--- BEGIN ---

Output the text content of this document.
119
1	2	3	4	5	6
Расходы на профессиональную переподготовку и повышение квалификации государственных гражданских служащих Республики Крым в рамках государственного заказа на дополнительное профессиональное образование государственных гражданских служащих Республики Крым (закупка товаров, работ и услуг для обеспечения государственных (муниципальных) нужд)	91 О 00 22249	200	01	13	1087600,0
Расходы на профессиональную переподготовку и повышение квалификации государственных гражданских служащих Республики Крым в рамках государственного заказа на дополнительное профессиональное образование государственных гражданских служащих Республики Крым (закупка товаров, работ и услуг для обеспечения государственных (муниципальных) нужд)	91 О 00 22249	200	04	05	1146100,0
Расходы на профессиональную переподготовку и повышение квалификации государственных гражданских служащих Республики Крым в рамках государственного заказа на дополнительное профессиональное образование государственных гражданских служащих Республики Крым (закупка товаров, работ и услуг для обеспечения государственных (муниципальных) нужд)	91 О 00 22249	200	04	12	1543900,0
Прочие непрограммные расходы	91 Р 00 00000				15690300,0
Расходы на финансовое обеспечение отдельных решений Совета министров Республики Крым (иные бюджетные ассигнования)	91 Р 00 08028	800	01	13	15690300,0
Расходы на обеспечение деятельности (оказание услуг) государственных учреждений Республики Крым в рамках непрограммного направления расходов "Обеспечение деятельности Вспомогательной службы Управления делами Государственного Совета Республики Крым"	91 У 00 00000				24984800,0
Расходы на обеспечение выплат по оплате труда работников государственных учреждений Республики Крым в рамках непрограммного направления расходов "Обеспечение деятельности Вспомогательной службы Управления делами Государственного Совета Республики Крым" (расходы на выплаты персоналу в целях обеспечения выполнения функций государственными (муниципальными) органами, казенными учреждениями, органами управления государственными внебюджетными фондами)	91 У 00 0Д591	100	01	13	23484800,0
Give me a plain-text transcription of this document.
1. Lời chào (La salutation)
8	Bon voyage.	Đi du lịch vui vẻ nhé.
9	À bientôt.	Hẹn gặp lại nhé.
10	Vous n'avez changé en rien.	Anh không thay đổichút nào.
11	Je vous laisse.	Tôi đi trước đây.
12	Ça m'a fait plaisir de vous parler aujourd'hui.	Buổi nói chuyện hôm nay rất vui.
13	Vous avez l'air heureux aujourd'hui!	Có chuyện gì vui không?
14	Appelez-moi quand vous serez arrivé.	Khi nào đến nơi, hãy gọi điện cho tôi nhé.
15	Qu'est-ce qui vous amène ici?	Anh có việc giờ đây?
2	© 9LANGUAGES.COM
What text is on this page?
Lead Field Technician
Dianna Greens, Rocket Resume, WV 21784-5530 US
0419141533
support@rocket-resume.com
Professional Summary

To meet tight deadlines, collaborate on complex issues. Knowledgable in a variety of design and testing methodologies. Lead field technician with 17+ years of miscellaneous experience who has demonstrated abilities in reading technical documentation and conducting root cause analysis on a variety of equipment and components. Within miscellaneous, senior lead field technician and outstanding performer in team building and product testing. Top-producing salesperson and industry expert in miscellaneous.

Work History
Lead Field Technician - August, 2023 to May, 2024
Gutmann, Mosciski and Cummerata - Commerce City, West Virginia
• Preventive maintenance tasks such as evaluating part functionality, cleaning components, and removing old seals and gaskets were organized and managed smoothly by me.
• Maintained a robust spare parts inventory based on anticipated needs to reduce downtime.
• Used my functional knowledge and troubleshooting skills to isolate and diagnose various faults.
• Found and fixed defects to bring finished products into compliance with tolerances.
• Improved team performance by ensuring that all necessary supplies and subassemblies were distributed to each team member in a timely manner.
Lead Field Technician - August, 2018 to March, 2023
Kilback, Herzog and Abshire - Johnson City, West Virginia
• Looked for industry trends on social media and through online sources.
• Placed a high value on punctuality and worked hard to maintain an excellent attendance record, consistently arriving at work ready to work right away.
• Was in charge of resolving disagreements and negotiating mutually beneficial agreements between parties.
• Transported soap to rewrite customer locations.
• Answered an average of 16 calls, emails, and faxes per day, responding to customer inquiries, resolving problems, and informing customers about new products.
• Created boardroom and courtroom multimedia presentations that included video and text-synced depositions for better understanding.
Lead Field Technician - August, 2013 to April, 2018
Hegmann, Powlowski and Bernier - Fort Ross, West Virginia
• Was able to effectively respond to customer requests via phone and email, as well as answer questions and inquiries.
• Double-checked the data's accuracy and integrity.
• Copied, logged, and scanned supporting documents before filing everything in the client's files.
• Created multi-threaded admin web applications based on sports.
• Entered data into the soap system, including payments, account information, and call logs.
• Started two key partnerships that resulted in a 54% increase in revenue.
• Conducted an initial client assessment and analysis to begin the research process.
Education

--- END ---

» **Task details**:
Pull every line containing "August" out of the records.

» **Response to this exercise**:
Lead Field Technician - August, 2023 to May, 2024
Lead Field Technician - August, 2018 to March, 2023
Lead Field Technician - August, 2013 to April, 2018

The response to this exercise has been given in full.